● **Your task**
Return the entries below in their exact form, leaving the pictures out.

● **Given records**
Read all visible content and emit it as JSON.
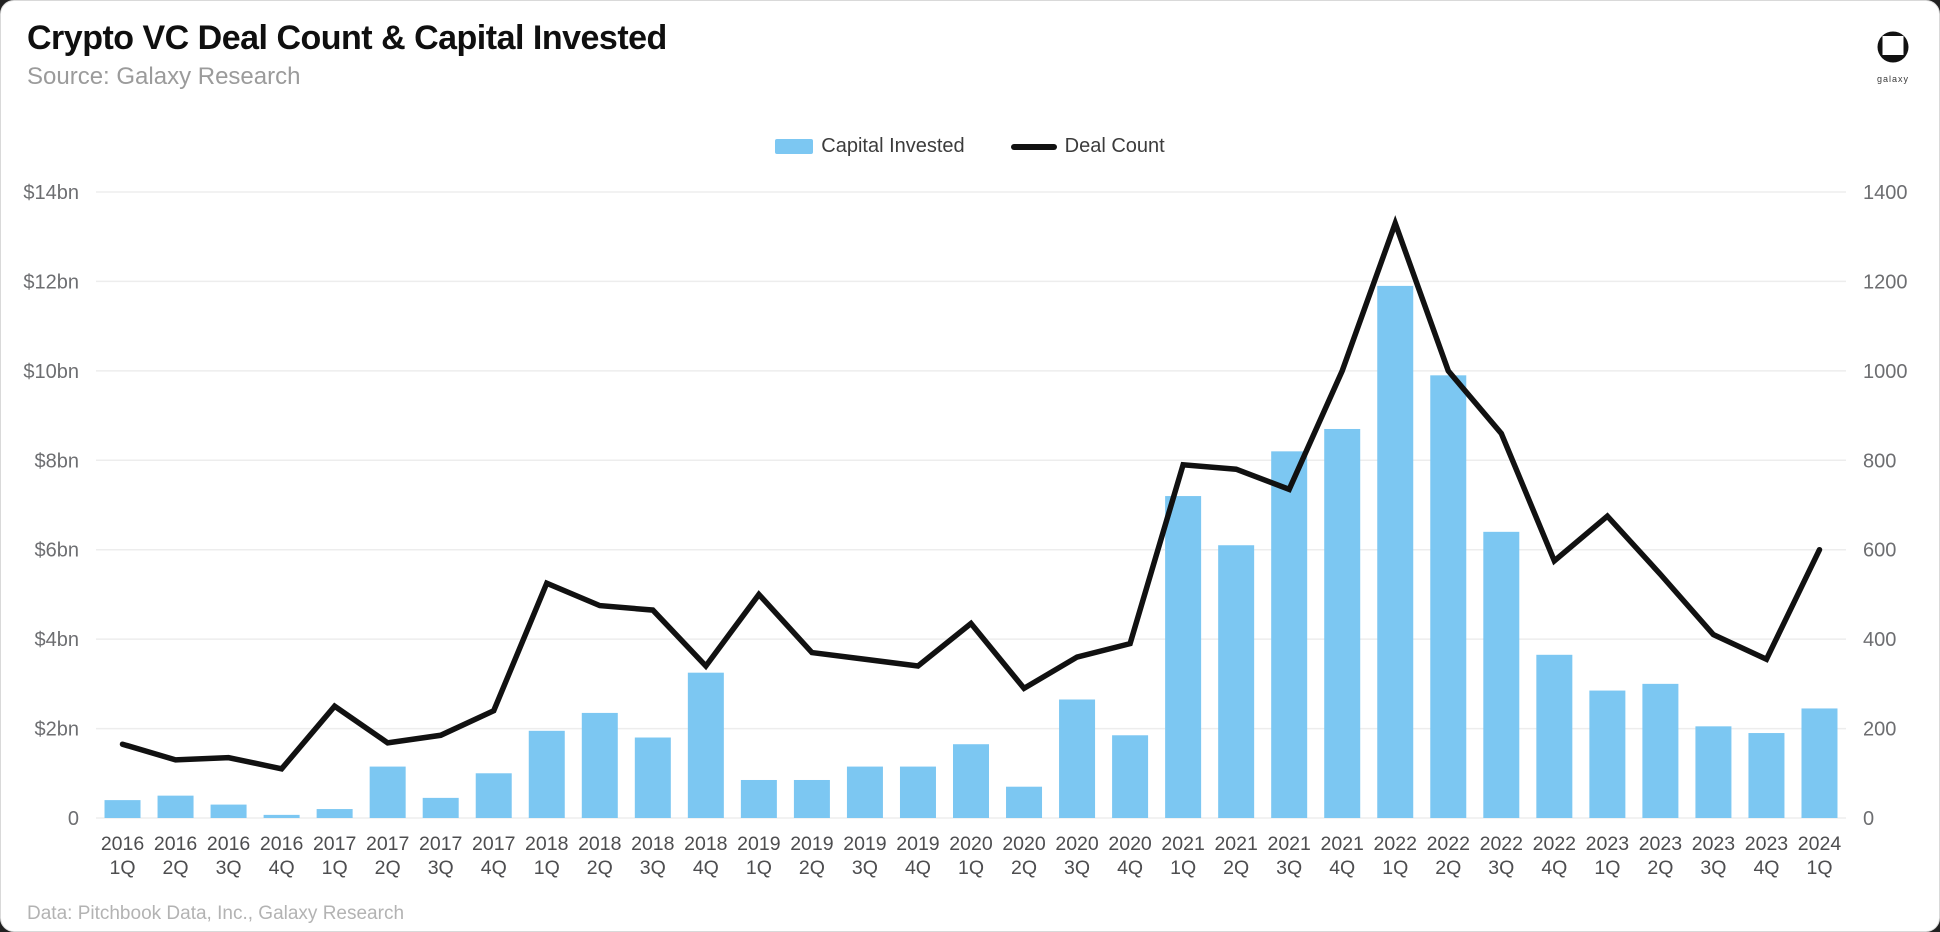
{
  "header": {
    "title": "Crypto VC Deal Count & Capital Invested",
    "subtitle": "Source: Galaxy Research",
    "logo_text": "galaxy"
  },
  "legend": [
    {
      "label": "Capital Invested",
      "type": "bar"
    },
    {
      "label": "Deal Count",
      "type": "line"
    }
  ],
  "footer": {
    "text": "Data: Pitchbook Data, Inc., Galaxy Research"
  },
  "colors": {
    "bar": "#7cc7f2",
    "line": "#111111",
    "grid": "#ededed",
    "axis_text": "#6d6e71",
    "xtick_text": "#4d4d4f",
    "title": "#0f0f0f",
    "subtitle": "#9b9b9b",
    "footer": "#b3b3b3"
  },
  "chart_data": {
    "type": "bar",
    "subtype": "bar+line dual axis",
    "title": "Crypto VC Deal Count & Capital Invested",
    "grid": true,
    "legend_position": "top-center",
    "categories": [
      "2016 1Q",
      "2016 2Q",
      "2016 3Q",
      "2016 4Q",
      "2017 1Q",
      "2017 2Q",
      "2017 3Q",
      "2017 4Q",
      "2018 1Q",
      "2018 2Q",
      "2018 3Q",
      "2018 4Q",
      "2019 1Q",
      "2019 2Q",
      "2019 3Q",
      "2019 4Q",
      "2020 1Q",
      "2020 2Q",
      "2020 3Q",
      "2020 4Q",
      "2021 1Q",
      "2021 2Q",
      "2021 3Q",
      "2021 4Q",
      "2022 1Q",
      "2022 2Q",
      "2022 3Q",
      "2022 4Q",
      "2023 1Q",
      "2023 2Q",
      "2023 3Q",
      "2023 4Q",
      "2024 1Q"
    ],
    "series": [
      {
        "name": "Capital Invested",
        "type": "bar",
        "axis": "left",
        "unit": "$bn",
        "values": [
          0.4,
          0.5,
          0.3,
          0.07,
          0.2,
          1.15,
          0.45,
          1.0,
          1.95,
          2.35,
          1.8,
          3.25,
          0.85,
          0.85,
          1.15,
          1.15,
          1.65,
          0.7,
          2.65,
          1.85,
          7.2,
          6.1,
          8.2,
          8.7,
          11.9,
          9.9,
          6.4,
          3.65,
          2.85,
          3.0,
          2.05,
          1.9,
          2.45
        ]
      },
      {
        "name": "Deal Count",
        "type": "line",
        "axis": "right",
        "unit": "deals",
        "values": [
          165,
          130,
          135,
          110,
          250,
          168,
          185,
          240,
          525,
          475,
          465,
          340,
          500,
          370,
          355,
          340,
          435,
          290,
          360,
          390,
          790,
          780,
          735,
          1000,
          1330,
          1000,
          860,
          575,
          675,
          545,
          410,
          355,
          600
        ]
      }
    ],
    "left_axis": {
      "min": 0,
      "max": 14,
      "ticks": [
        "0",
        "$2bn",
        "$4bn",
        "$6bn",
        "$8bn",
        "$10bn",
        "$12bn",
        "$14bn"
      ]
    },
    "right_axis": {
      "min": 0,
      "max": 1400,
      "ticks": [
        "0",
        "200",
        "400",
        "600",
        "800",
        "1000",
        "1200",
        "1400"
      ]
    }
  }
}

● **Answer to this task**
Read all visible content and emit it as JSON.
{
  "header": {
    "title": "Crypto VC Deal Count & Capital Invested",
    "subtitle": "Source: Galaxy Research",
    "logo_text": "galaxy"
  },
  "legend": [
    {
      "label": "Capital Invested",
      "type": "bar"
    },
    {
      "label": "Deal Count",
      "type": "line"
    }
  ],
  "footer": {
    "text": "Data: Pitchbook Data, Inc., Galaxy Research"
  },
  "colors": {
    "bar": "#7cc7f2",
    "line": "#111111",
    "grid": "#ededed",
    "axis_text": "#6d6e71",
    "xtick_text": "#4d4d4f",
    "title": "#0f0f0f",
    "subtitle": "#9b9b9b",
    "footer": "#b3b3b3"
  },
  "chart_data": {
    "type": "bar",
    "subtype": "bar+line dual axis",
    "title": "Crypto VC Deal Count & Capital Invested",
    "grid": true,
    "legend_position": "top-center",
    "categories": [
      "2016 1Q",
      "2016 2Q",
      "2016 3Q",
      "2016 4Q",
      "2017 1Q",
      "2017 2Q",
      "2017 3Q",
      "2017 4Q",
      "2018 1Q",
      "2018 2Q",
      "2018 3Q",
      "2018 4Q",
      "2019 1Q",
      "2019 2Q",
      "2019 3Q",
      "2019 4Q",
      "2020 1Q",
      "2020 2Q",
      "2020 3Q",
      "2020 4Q",
      "2021 1Q",
      "2021 2Q",
      "2021 3Q",
      "2021 4Q",
      "2022 1Q",
      "2022 2Q",
      "2022 3Q",
      "2022 4Q",
      "2023 1Q",
      "2023 2Q",
      "2023 3Q",
      "2023 4Q",
      "2024 1Q"
    ],
    "series": [
      {
        "name": "Capital Invested",
        "type": "bar",
        "axis": "left",
        "unit": "$bn",
        "values": [
          0.4,
          0.5,
          0.3,
          0.07,
          0.2,
          1.15,
          0.45,
          1.0,
          1.95,
          2.35,
          1.8,
          3.25,
          0.85,
          0.85,
          1.15,
          1.15,
          1.65,
          0.7,
          2.65,
          1.85,
          7.2,
          6.1,
          8.2,
          8.7,
          11.9,
          9.9,
          6.4,
          3.65,
          2.85,
          3.0,
          2.05,
          1.9,
          2.45
        ]
      },
      {
        "name": "Deal Count",
        "type": "line",
        "axis": "right",
        "unit": "deals",
        "values": [
          165,
          130,
          135,
          110,
          250,
          168,
          185,
          240,
          525,
          475,
          465,
          340,
          500,
          370,
          355,
          340,
          435,
          290,
          360,
          390,
          790,
          780,
          735,
          1000,
          1330,
          1000,
          860,
          575,
          675,
          545,
          410,
          355,
          600
        ]
      }
    ],
    "left_axis": {
      "min": 0,
      "max": 14,
      "ticks": [
        "0",
        "$2bn",
        "$4bn",
        "$6bn",
        "$8bn",
        "$10bn",
        "$12bn",
        "$14bn"
      ]
    },
    "right_axis": {
      "min": 0,
      "max": 1400,
      "ticks": [
        "0",
        "200",
        "400",
        "600",
        "800",
        "1000",
        "1200",
        "1400"
      ]
    }
  }
}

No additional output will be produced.